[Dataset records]
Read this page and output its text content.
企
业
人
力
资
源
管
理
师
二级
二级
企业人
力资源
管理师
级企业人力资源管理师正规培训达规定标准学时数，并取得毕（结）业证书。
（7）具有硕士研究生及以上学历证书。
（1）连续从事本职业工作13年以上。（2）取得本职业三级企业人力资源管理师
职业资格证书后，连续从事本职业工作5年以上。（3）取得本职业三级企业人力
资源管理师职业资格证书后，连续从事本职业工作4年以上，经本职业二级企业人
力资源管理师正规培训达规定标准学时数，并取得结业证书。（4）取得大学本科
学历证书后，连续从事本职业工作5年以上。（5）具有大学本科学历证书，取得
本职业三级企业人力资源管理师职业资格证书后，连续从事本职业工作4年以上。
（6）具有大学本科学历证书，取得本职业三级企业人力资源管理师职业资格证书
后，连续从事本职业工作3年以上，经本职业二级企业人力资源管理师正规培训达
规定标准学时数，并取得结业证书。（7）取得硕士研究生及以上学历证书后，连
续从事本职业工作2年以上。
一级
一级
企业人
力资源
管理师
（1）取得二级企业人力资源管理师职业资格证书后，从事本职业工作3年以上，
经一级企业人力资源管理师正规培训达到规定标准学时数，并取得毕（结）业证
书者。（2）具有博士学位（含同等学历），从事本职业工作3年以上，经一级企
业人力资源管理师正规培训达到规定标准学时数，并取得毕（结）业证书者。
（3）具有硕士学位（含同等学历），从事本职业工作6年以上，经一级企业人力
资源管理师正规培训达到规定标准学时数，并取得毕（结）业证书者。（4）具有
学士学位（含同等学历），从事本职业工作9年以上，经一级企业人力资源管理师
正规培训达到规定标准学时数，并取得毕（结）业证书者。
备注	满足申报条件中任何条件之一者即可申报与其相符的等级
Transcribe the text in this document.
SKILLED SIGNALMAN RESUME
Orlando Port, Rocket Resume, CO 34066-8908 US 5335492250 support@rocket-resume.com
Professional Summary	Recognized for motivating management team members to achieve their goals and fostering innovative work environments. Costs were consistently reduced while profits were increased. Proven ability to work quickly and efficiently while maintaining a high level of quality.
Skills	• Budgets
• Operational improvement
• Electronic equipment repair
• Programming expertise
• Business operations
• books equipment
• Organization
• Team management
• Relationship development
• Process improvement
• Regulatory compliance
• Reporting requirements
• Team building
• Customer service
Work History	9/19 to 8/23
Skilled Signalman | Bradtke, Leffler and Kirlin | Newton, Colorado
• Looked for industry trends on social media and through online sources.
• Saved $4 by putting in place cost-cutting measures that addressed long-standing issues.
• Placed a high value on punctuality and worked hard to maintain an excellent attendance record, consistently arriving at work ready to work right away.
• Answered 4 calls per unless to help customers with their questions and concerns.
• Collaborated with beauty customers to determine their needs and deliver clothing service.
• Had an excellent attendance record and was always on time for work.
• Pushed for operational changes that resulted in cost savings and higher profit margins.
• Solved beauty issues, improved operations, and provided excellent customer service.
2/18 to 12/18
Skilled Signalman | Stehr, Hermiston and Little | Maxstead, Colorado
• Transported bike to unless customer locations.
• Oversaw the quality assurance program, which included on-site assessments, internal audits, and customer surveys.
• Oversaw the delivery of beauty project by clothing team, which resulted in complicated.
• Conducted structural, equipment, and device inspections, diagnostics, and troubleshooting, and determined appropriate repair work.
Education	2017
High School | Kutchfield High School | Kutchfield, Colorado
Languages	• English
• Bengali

**Stated problem**
Repeat all entries. Match them exactly.

**Response to the task**
Read this page and output its text content.
企
业
人
力
资
源
管
理
师
二级
二级
企业人
力资源
管理师
级企业人力资源管理师正规培训达规定标准学时数，并取得毕（结）业证书。
（7）具有硕士研究生及以上学历证书。
（1）连续从事本职业工作13年以上。（2）取得本职业三级企业人力资源管理师
职业资格证书后，连续从事本职业工作5年以上。（3）取得本职业三级企业人力
资源管理师职业资格证书后，连续从事本职业工作4年以上，经本职业二级企业人
力资源管理师正规培训达规定标准学时数，并取得结业证书。（4）取得大学本科
学历证书后，连续从事本职业工作5年以上。（5）具有大学本科学历证书，取得
本职业三级企业人力资源管理师职业资格证书后，连续从事本职业工作4年以上。
（6）具有大学本科学历证书，取得本职业三级企业人力资源管理师职业资格证书
后，连续从事本职业工作3年以上，经本职业二级企业人力资源管理师正规培训达
规定标准学时数，并取得结业证书。（7）取得硕士研究生及以上学历证书后，连
续从事本职业工作2年以上。
一级
一级
企业人
力资源
管理师
（1）取得二级企业人力资源管理师职业资格证书后，从事本职业工作3年以上，
经一级企业人力资源管理师正规培训达到规定标准学时数，并取得毕（结）业证
书者。（2）具有博士学位（含同等学历），从事本职业工作3年以上，经一级企
业人力资源管理师正规培训达到规定标准学时数，并取得毕（结）业证书者。
（3）具有硕士学位（含同等学历），从事本职业工作6年以上，经一级企业人力
资源管理师正规培训达到规定标准学时数，并取得毕（结）业证书者。（4）具有
学士学位（含同等学历），从事本职业工作9年以上，经一级企业人力资源管理师
正规培训达到规定标准学时数，并取得毕（结）业证书者。
备注	满足申报条件中任何条件之一者即可申报与其相符的等级
Transcribe the text in this document.
SKILLED SIGNALMAN RESUME
Orlando Port, Rocket Resume, CO 34066-8908 US 5335492250 support@rocket-resume.com
Professional Summary	Recognized for motivating management team members to achieve their goals and fostering innovative work environments. Costs were consistently reduced while profits were increased. Proven ability to work quickly and efficiently while maintaining a high level of quality.
Skills	• Budgets
• Operational improvement
• Electronic equipment repair
• Programming expertise
• Business operations
• books equipment
• Organization
• Team management
• Relationship development
• Process improvement
• Regulatory compliance
• Reporting requirements
• Team building
• Customer service
Work History	9/19 to 8/23
Skilled Signalman | Bradtke, Leffler and Kirlin | Newton, Colorado
• Looked for industry trends on social media and through online sources.
• Saved $4 by putting in place cost-cutting measures that addressed long-standing issues.
• Placed a high value on punctuality and worked hard to maintain an excellent attendance record, consistently arriving at work ready to work right away.
• Answered 4 calls per unless to help customers with their questions and concerns.
• Collaborated with beauty customers to determine their needs and deliver clothing service.
• Had an excellent attendance record and was always on time for work.
• Pushed for operational changes that resulted in cost savings and higher profit margins.
• Solved beauty issues, improved operations, and provided excellent customer service.
2/18 to 12/18
Skilled Signalman | Stehr, Hermiston and Little | Maxstead, Colorado
• Transported bike to unless customer locations.
• Oversaw the quality assurance program, which included on-site assessments, internal audits, and customer surveys.
• Oversaw the delivery of beauty project by clothing team, which resulted in complicated.
• Conducted structural, equipment, and device inspections, diagnostics, and troubleshooting, and determined appropriate repair work.
Education	2017
High School | Kutchfield High School | Kutchfield, Colorado
Languages	• English
• Bengali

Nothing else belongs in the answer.